__Directive__
Scan the following material for the string "vždy" and copy each line in which it appears.

━━━━━━━━━━━━━━━━━━━━

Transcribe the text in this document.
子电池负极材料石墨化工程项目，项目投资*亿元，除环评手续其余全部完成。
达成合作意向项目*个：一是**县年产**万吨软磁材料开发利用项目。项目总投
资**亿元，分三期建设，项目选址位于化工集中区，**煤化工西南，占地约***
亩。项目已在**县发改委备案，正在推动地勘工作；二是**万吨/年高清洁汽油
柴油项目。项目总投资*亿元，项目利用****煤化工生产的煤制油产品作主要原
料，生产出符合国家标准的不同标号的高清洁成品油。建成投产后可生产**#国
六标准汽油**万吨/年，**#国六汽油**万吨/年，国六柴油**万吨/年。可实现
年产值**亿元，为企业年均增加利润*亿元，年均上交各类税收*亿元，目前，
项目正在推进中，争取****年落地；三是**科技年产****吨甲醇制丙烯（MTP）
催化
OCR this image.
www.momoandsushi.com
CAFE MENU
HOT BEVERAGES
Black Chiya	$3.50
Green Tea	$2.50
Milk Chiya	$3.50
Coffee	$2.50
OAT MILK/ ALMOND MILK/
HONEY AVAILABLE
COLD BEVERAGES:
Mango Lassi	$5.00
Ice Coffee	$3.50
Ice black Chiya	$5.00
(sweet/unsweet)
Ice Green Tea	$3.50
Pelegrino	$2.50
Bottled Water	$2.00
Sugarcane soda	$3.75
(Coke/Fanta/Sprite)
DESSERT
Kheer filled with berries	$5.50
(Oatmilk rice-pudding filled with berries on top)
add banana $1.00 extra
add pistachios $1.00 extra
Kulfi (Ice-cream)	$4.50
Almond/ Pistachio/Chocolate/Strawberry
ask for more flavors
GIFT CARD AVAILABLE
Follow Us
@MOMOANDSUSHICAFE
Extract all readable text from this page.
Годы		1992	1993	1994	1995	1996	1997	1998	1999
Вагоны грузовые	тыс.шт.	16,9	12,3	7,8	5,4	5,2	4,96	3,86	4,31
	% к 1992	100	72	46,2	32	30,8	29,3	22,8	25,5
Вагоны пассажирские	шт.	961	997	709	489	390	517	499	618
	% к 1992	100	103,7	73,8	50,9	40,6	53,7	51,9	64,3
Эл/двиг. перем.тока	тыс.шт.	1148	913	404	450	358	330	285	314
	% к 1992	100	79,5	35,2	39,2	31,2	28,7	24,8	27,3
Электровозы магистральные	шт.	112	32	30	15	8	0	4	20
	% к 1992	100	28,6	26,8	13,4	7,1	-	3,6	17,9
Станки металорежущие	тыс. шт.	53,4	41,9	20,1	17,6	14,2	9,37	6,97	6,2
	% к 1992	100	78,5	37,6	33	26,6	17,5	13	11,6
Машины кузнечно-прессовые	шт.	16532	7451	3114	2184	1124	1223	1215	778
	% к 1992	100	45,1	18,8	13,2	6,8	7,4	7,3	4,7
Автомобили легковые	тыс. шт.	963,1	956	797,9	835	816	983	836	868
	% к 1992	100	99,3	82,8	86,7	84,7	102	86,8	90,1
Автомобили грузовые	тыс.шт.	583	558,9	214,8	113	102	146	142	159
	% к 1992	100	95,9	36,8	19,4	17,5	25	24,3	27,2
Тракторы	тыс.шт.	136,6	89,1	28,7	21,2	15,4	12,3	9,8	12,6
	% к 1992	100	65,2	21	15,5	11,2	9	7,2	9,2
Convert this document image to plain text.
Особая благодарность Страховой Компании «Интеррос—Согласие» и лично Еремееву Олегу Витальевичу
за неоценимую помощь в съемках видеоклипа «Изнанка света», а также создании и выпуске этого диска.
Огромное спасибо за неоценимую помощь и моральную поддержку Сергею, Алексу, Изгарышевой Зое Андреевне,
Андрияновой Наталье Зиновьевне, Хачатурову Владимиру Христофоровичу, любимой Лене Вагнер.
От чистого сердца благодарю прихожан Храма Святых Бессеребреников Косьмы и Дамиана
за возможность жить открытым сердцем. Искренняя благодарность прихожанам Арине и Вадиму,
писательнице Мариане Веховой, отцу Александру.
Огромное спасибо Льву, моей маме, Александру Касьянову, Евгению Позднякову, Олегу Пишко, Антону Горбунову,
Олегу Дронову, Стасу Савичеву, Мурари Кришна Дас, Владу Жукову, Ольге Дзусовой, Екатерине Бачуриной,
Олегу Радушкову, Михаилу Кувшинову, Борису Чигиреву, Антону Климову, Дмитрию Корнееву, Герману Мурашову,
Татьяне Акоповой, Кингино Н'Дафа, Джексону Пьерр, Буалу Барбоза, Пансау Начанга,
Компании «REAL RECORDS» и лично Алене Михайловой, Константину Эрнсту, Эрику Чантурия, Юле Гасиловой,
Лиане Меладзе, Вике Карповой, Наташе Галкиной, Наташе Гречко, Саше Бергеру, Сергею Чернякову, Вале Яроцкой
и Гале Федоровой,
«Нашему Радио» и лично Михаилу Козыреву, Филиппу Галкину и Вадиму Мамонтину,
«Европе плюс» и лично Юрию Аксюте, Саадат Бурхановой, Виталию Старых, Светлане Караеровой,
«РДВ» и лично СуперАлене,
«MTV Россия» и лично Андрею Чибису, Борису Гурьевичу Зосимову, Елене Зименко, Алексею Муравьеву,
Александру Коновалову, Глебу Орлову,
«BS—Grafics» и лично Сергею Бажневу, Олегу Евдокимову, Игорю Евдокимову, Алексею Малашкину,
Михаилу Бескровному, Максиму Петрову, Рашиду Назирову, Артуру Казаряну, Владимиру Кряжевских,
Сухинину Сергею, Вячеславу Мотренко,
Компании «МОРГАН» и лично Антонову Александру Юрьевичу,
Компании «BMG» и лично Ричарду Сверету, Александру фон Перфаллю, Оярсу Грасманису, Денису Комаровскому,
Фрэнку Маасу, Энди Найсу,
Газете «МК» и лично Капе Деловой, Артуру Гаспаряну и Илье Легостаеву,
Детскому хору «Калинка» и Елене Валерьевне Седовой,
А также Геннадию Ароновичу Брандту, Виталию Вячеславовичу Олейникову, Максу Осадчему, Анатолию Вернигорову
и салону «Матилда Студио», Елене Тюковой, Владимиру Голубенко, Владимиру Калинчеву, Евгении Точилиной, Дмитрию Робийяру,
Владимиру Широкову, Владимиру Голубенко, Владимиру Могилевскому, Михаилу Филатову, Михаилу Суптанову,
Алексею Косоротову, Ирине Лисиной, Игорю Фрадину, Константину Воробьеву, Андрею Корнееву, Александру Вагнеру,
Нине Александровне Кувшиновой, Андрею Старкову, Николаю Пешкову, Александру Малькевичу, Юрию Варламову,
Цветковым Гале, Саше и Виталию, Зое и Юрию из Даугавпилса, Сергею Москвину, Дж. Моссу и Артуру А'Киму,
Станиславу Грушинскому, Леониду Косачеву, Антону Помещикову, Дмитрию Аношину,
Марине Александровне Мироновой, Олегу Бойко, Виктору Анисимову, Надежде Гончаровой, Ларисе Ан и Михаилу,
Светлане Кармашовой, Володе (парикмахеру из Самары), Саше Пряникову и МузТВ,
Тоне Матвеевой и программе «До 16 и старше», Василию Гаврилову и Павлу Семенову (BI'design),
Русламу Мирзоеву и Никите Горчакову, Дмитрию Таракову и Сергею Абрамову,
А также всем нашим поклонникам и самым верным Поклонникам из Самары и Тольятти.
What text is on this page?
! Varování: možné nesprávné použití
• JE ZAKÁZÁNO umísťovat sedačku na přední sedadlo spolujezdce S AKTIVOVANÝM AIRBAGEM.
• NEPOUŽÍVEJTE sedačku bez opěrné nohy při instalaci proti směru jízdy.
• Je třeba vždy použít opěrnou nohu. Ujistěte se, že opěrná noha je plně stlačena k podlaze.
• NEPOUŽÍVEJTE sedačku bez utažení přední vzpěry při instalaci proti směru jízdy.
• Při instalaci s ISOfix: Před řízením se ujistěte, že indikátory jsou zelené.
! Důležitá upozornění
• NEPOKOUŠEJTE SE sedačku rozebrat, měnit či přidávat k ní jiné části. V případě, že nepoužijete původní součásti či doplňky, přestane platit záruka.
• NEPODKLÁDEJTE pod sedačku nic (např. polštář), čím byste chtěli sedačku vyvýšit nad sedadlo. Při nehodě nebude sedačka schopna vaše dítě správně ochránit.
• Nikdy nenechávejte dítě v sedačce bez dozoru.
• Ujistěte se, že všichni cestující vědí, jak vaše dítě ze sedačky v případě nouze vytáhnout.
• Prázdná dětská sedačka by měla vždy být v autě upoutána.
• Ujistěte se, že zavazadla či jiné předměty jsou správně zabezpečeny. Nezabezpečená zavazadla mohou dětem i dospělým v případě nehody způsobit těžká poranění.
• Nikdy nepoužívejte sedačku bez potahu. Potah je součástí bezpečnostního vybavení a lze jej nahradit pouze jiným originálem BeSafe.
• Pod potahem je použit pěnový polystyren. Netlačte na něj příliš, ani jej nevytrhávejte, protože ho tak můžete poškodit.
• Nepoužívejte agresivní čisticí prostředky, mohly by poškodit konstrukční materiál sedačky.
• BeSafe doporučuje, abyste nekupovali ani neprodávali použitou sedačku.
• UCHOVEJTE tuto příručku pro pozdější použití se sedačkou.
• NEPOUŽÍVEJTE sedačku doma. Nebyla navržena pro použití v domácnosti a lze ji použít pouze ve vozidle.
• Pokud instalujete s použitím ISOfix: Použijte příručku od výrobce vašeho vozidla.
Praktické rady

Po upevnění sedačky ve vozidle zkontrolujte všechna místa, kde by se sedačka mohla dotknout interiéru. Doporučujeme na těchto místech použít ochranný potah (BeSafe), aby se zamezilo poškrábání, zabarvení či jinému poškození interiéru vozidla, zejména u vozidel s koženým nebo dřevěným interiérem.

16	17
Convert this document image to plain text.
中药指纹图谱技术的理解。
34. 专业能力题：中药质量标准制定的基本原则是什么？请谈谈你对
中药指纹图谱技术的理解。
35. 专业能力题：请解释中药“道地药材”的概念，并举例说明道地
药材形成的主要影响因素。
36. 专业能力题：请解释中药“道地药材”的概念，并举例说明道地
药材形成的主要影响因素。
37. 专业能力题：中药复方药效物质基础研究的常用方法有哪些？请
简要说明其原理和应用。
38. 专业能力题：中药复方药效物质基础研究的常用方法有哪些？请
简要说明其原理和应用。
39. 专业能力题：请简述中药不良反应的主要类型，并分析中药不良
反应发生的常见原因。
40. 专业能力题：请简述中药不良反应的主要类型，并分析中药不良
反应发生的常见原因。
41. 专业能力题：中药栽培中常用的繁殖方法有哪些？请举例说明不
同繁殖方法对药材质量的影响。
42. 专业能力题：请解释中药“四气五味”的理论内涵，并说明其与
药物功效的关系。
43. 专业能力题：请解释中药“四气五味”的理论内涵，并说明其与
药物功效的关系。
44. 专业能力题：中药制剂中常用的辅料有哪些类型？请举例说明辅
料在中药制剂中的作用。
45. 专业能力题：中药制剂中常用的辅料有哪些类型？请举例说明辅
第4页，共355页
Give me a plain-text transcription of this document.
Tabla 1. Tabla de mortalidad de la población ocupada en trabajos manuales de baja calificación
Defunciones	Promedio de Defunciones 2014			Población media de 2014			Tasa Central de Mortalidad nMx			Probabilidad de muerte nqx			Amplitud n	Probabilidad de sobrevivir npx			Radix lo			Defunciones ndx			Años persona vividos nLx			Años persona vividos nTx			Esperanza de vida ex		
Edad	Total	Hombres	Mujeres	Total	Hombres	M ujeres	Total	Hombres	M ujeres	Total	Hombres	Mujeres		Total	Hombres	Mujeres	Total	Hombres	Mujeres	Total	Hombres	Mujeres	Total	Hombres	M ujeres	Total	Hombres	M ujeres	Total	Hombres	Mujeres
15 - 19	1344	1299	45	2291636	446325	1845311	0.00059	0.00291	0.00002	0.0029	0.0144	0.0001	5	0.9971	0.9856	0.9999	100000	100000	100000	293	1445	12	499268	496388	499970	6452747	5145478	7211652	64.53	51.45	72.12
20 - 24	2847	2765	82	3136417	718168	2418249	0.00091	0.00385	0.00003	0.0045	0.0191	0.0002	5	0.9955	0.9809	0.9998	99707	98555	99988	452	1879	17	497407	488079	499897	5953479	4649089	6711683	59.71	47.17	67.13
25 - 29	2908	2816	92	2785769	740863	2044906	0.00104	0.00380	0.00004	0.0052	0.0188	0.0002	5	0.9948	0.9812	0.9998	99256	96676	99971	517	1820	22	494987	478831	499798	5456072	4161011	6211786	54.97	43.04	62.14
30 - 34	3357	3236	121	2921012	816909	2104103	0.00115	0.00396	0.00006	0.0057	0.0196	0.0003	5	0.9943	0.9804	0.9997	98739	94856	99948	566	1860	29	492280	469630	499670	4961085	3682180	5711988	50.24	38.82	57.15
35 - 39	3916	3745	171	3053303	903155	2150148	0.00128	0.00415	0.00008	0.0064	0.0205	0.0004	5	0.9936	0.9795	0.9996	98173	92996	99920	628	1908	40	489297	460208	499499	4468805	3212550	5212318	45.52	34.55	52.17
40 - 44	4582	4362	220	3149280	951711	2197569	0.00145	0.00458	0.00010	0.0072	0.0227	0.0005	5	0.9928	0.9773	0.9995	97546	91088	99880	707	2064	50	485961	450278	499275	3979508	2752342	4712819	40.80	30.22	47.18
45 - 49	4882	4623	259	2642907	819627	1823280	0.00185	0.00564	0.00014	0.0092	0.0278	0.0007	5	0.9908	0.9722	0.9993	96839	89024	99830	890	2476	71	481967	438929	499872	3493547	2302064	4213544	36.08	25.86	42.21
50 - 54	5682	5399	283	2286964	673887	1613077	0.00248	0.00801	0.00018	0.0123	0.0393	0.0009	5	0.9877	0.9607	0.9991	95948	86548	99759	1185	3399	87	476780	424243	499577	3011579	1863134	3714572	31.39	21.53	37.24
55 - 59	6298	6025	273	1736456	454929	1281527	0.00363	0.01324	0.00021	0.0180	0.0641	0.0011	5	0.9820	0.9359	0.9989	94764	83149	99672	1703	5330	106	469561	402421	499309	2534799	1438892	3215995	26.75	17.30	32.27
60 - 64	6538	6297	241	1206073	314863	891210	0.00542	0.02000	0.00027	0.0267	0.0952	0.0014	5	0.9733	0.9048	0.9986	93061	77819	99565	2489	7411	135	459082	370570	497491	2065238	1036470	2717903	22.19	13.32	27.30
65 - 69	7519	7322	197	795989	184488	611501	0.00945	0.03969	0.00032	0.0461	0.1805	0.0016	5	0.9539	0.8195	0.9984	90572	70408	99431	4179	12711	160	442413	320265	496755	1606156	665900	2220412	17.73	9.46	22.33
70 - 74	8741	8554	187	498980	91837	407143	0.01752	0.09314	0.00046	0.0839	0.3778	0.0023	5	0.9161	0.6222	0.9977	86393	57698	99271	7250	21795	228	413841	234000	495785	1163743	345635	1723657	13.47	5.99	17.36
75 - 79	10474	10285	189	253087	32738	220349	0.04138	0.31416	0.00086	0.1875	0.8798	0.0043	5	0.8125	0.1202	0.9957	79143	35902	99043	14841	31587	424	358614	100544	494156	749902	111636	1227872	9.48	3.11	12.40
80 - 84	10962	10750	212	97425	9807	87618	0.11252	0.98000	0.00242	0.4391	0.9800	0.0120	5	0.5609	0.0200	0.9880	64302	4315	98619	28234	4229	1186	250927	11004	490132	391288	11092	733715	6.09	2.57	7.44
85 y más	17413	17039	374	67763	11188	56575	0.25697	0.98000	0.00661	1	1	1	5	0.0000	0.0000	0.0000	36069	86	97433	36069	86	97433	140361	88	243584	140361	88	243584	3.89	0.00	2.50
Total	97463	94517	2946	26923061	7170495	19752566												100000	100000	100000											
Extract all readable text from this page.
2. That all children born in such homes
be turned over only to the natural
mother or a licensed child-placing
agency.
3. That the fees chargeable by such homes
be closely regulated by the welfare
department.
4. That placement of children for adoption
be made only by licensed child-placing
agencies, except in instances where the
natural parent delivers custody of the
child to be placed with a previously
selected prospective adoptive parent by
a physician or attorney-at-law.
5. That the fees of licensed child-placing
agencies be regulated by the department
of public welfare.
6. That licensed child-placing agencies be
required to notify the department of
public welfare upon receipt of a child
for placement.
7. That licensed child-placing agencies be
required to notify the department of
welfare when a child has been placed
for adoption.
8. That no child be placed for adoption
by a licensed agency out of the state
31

━━━━━━━━━━━━━━━━━━━━

__Solved exercise__
• Je třeba vždy použít opěrnou nohu. Ujistěte se, že opěrná noha je plně stlačena k podlaze.
• Prázdná dětská sedačka by měla vždy být v autě upoutána.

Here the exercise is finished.